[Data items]
......

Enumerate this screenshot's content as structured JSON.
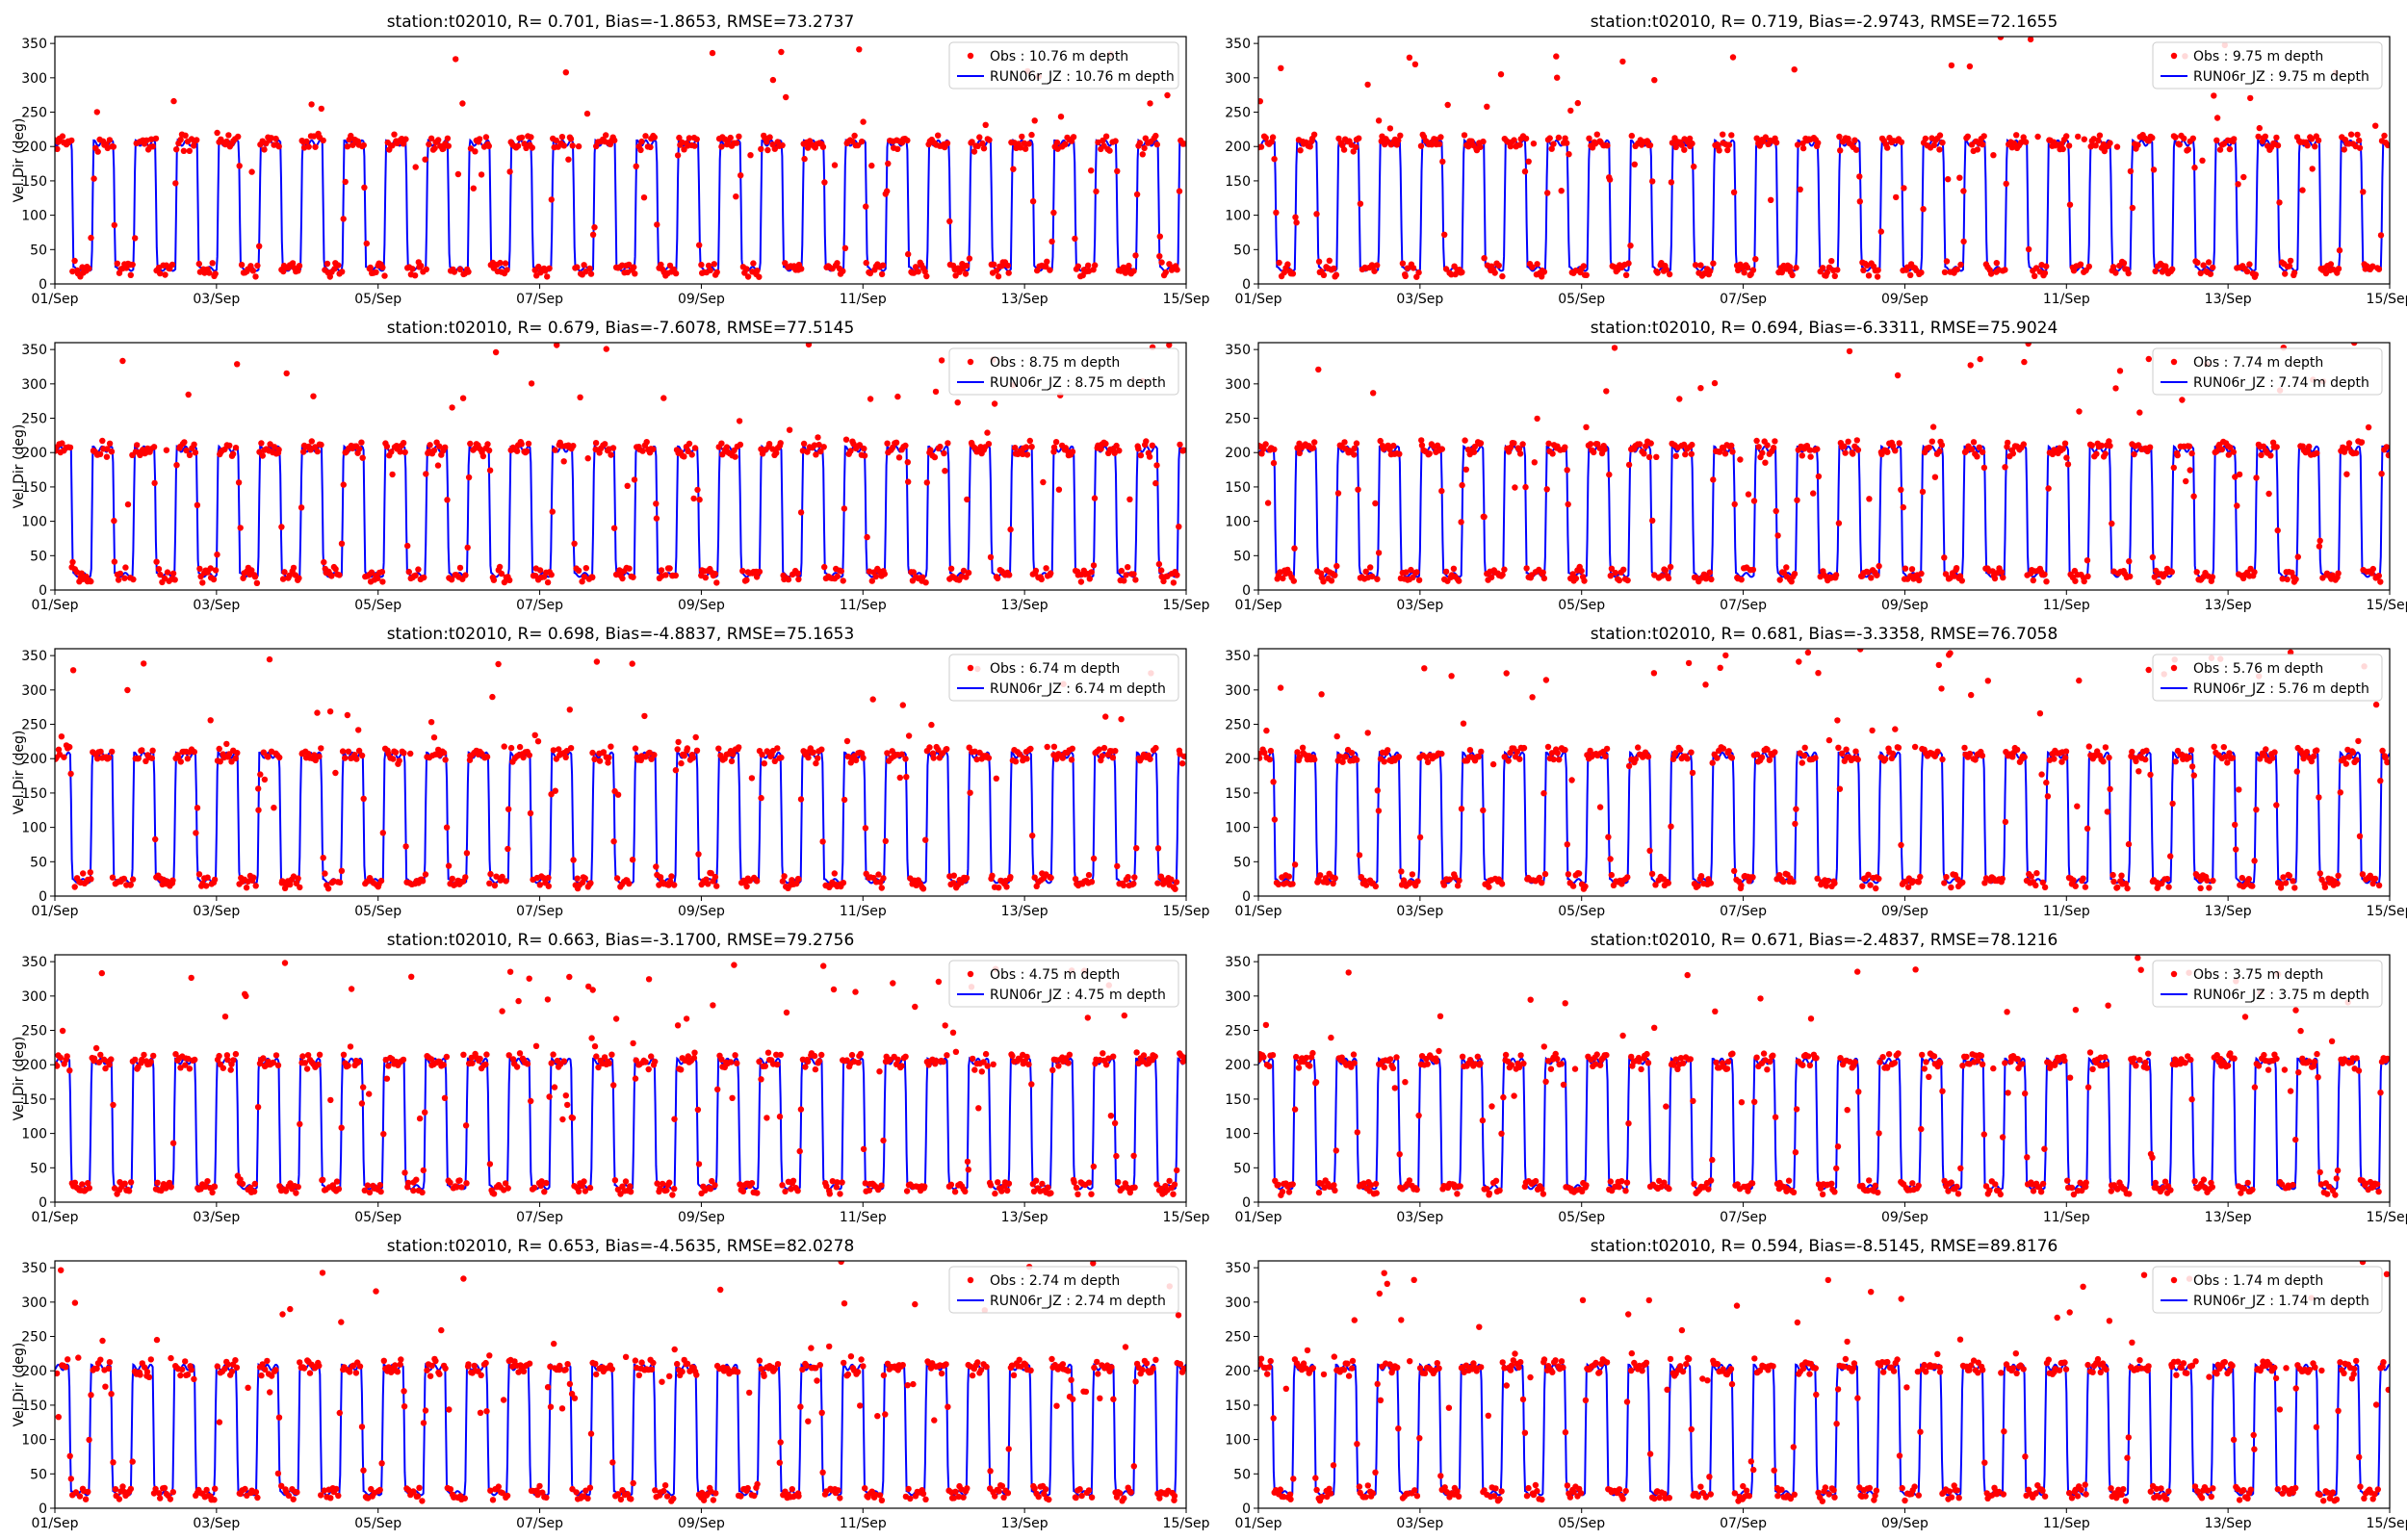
{
  "figure": {
    "ylabel": "Vel.Dir (deg)",
    "x_tick_labels": [
      "01/Sep",
      "03/Sep",
      "05/Sep",
      "07/Sep",
      "09/Sep",
      "11/Sep",
      "13/Sep",
      "15/Sep"
    ],
    "y_tick_labels": [
      "0",
      "50",
      "100",
      "150",
      "200",
      "250",
      "300",
      "350"
    ]
  },
  "colors": {
    "obs": "#ff0000",
    "model": "#0000ff",
    "axes": "#000000"
  },
  "chart_data": [
    {
      "type": "line",
      "title": "station:t02010, R= 0.701, Bias=-1.8653, RMSE=73.2737",
      "obs_label": "Obs : 10.76 m depth",
      "model_label": "RUN06r_JZ : 10.76 m depth",
      "depth_m": 10.76,
      "R": 0.701,
      "Bias": -1.8653,
      "RMSE": 73.2737,
      "xlabel": "",
      "ylabel": "Vel.Dir (deg)",
      "xlim": [
        "2000-09-01",
        "2000-09-15"
      ],
      "ylim": [
        0,
        360
      ]
    },
    {
      "type": "line",
      "title": "station:t02010, R= 0.719, Bias=-2.9743, RMSE=72.1655",
      "obs_label": "Obs : 9.75 m depth",
      "model_label": "RUN06r_JZ : 9.75 m depth",
      "depth_m": 9.75,
      "R": 0.719,
      "Bias": -2.9743,
      "RMSE": 72.1655,
      "xlabel": "",
      "ylabel": "",
      "xlim": [
        "2000-09-01",
        "2000-09-15"
      ],
      "ylim": [
        0,
        360
      ]
    },
    {
      "type": "line",
      "title": "station:t02010, R= 0.679, Bias=-7.6078, RMSE=77.5145",
      "obs_label": "Obs : 8.75 m depth",
      "model_label": "RUN06r_JZ : 8.75 m depth",
      "depth_m": 8.75,
      "R": 0.679,
      "Bias": -7.6078,
      "RMSE": 77.5145,
      "xlabel": "",
      "ylabel": "Vel.Dir (deg)",
      "xlim": [
        "2000-09-01",
        "2000-09-15"
      ],
      "ylim": [
        0,
        360
      ]
    },
    {
      "type": "line",
      "title": "station:t02010, R= 0.694, Bias=-6.3311, RMSE=75.9024",
      "obs_label": "Obs : 7.74 m depth",
      "model_label": "RUN06r_JZ : 7.74 m depth",
      "depth_m": 7.74,
      "R": 0.694,
      "Bias": -6.3311,
      "RMSE": 75.9024,
      "xlabel": "",
      "ylabel": "",
      "xlim": [
        "2000-09-01",
        "2000-09-15"
      ],
      "ylim": [
        0,
        360
      ]
    },
    {
      "type": "line",
      "title": "station:t02010, R= 0.698, Bias=-4.8837, RMSE=75.1653",
      "obs_label": "Obs : 6.74 m depth",
      "model_label": "RUN06r_JZ : 6.74 m depth",
      "depth_m": 6.74,
      "R": 0.698,
      "Bias": -4.8837,
      "RMSE": 75.1653,
      "xlabel": "",
      "ylabel": "Vel.Dir (deg)",
      "xlim": [
        "2000-09-01",
        "2000-09-15"
      ],
      "ylim": [
        0,
        360
      ]
    },
    {
      "type": "line",
      "title": "station:t02010, R= 0.681, Bias=-3.3358, RMSE=76.7058",
      "obs_label": "Obs : 5.76 m depth",
      "model_label": "RUN06r_JZ : 5.76 m depth",
      "depth_m": 5.76,
      "R": 0.681,
      "Bias": -3.3358,
      "RMSE": 76.7058,
      "xlabel": "",
      "ylabel": "",
      "xlim": [
        "2000-09-01",
        "2000-09-15"
      ],
      "ylim": [
        0,
        360
      ]
    },
    {
      "type": "line",
      "title": "station:t02010, R= 0.663, Bias=-3.1700, RMSE=79.2756",
      "obs_label": "Obs : 4.75 m depth",
      "model_label": "RUN06r_JZ : 4.75 m depth",
      "depth_m": 4.75,
      "R": 0.663,
      "Bias": -3.17,
      "RMSE": 79.2756,
      "xlabel": "",
      "ylabel": "Vel.Dir (deg)",
      "xlim": [
        "2000-09-01",
        "2000-09-15"
      ],
      "ylim": [
        0,
        360
      ]
    },
    {
      "type": "line",
      "title": "station:t02010, R= 0.671, Bias=-2.4837, RMSE=78.1216",
      "obs_label": "Obs : 3.75 m depth",
      "model_label": "RUN06r_JZ : 3.75 m depth",
      "depth_m": 3.75,
      "R": 0.671,
      "Bias": -2.4837,
      "RMSE": 78.1216,
      "xlabel": "",
      "ylabel": "",
      "xlim": [
        "2000-09-01",
        "2000-09-15"
      ],
      "ylim": [
        0,
        360
      ]
    },
    {
      "type": "line",
      "title": "station:t02010, R= 0.653, Bias=-4.5635, RMSE=82.0278",
      "obs_label": "Obs : 2.74 m depth",
      "model_label": "RUN06r_JZ : 2.74 m depth",
      "depth_m": 2.74,
      "R": 0.653,
      "Bias": -4.5635,
      "RMSE": 82.0278,
      "xlabel": "",
      "ylabel": "Vel.Dir (deg)",
      "xlim": [
        "2000-09-01",
        "2000-09-15"
      ],
      "ylim": [
        0,
        360
      ]
    },
    {
      "type": "line",
      "title": "station:t02010, R= 0.594, Bias=-8.5145, RMSE=89.8176",
      "obs_label": "Obs : 1.74 m depth",
      "model_label": "RUN06r_JZ : 1.74 m depth",
      "depth_m": 1.74,
      "R": 0.594,
      "Bias": -8.5145,
      "RMSE": 89.8176,
      "xlabel": "",
      "ylabel": "",
      "xlim": [
        "2000-09-01",
        "2000-09-15"
      ],
      "ylim": [
        0,
        360
      ]
    }
  ]
}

......

Are you able to set down all the lines above exactly, without any pictures?

RESULT:
Enumerate this screenshot's content as structured JSON.
{
  "figure": {
    "ylabel": "Vel.Dir (deg)",
    "x_tick_labels": [
      "01/Sep",
      "03/Sep",
      "05/Sep",
      "07/Sep",
      "09/Sep",
      "11/Sep",
      "13/Sep",
      "15/Sep"
    ],
    "y_tick_labels": [
      "0",
      "50",
      "100",
      "150",
      "200",
      "250",
      "300",
      "350"
    ]
  },
  "colors": {
    "obs": "#ff0000",
    "model": "#0000ff",
    "axes": "#000000"
  },
  "chart_data": [
    {
      "type": "line",
      "title": "station:t02010, R= 0.701, Bias=-1.8653, RMSE=73.2737",
      "obs_label": "Obs : 10.76 m depth",
      "model_label": "RUN06r_JZ : 10.76 m depth",
      "depth_m": 10.76,
      "R": 0.701,
      "Bias": -1.8653,
      "RMSE": 73.2737,
      "xlabel": "",
      "ylabel": "Vel.Dir (deg)",
      "xlim": [
        "2000-09-01",
        "2000-09-15"
      ],
      "ylim": [
        0,
        360
      ]
    },
    {
      "type": "line",
      "title": "station:t02010, R= 0.719, Bias=-2.9743, RMSE=72.1655",
      "obs_label": "Obs : 9.75 m depth",
      "model_label": "RUN06r_JZ : 9.75 m depth",
      "depth_m": 9.75,
      "R": 0.719,
      "Bias": -2.9743,
      "RMSE": 72.1655,
      "xlabel": "",
      "ylabel": "",
      "xlim": [
        "2000-09-01",
        "2000-09-15"
      ],
      "ylim": [
        0,
        360
      ]
    },
    {
      "type": "line",
      "title": "station:t02010, R= 0.679, Bias=-7.6078, RMSE=77.5145",
      "obs_label": "Obs : 8.75 m depth",
      "model_label": "RUN06r_JZ : 8.75 m depth",
      "depth_m": 8.75,
      "R": 0.679,
      "Bias": -7.6078,
      "RMSE": 77.5145,
      "xlabel": "",
      "ylabel": "Vel.Dir (deg)",
      "xlim": [
        "2000-09-01",
        "2000-09-15"
      ],
      "ylim": [
        0,
        360
      ]
    },
    {
      "type": "line",
      "title": "station:t02010, R= 0.694, Bias=-6.3311, RMSE=75.9024",
      "obs_label": "Obs : 7.74 m depth",
      "model_label": "RUN06r_JZ : 7.74 m depth",
      "depth_m": 7.74,
      "R": 0.694,
      "Bias": -6.3311,
      "RMSE": 75.9024,
      "xlabel": "",
      "ylabel": "",
      "xlim": [
        "2000-09-01",
        "2000-09-15"
      ],
      "ylim": [
        0,
        360
      ]
    },
    {
      "type": "line",
      "title": "station:t02010, R= 0.698, Bias=-4.8837, RMSE=75.1653",
      "obs_label": "Obs : 6.74 m depth",
      "model_label": "RUN06r_JZ : 6.74 m depth",
      "depth_m": 6.74,
      "R": 0.698,
      "Bias": -4.8837,
      "RMSE": 75.1653,
      "xlabel": "",
      "ylabel": "Vel.Dir (deg)",
      "xlim": [
        "2000-09-01",
        "2000-09-15"
      ],
      "ylim": [
        0,
        360
      ]
    },
    {
      "type": "line",
      "title": "station:t02010, R= 0.681, Bias=-3.3358, RMSE=76.7058",
      "obs_label": "Obs : 5.76 m depth",
      "model_label": "RUN06r_JZ : 5.76 m depth",
      "depth_m": 5.76,
      "R": 0.681,
      "Bias": -3.3358,
      "RMSE": 76.7058,
      "xlabel": "",
      "ylabel": "",
      "xlim": [
        "2000-09-01",
        "2000-09-15"
      ],
      "ylim": [
        0,
        360
      ]
    },
    {
      "type": "line",
      "title": "station:t02010, R= 0.663, Bias=-3.1700, RMSE=79.2756",
      "obs_label": "Obs : 4.75 m depth",
      "model_label": "RUN06r_JZ : 4.75 m depth",
      "depth_m": 4.75,
      "R": 0.663,
      "Bias": -3.17,
      "RMSE": 79.2756,
      "xlabel": "",
      "ylabel": "Vel.Dir (deg)",
      "xlim": [
        "2000-09-01",
        "2000-09-15"
      ],
      "ylim": [
        0,
        360
      ]
    },
    {
      "type": "line",
      "title": "station:t02010, R= 0.671, Bias=-2.4837, RMSE=78.1216",
      "obs_label": "Obs : 3.75 m depth",
      "model_label": "RUN06r_JZ : 3.75 m depth",
      "depth_m": 3.75,
      "R": 0.671,
      "Bias": -2.4837,
      "RMSE": 78.1216,
      "xlabel": "",
      "ylabel": "",
      "xlim": [
        "2000-09-01",
        "2000-09-15"
      ],
      "ylim": [
        0,
        360
      ]
    },
    {
      "type": "line",
      "title": "station:t02010, R= 0.653, Bias=-4.5635, RMSE=82.0278",
      "obs_label": "Obs : 2.74 m depth",
      "model_label": "RUN06r_JZ : 2.74 m depth",
      "depth_m": 2.74,
      "R": 0.653,
      "Bias": -4.5635,
      "RMSE": 82.0278,
      "xlabel": "",
      "ylabel": "Vel.Dir (deg)",
      "xlim": [
        "2000-09-01",
        "2000-09-15"
      ],
      "ylim": [
        0,
        360
      ]
    },
    {
      "type": "line",
      "title": "station:t02010, R= 0.594, Bias=-8.5145, RMSE=89.8176",
      "obs_label": "Obs : 1.74 m depth",
      "model_label": "RUN06r_JZ : 1.74 m depth",
      "depth_m": 1.74,
      "R": 0.594,
      "Bias": -8.5145,
      "RMSE": 89.8176,
      "xlabel": "",
      "ylabel": "",
      "xlim": [
        "2000-09-01",
        "2000-09-15"
      ],
      "ylim": [
        0,
        360
      ]
    }
  ]
}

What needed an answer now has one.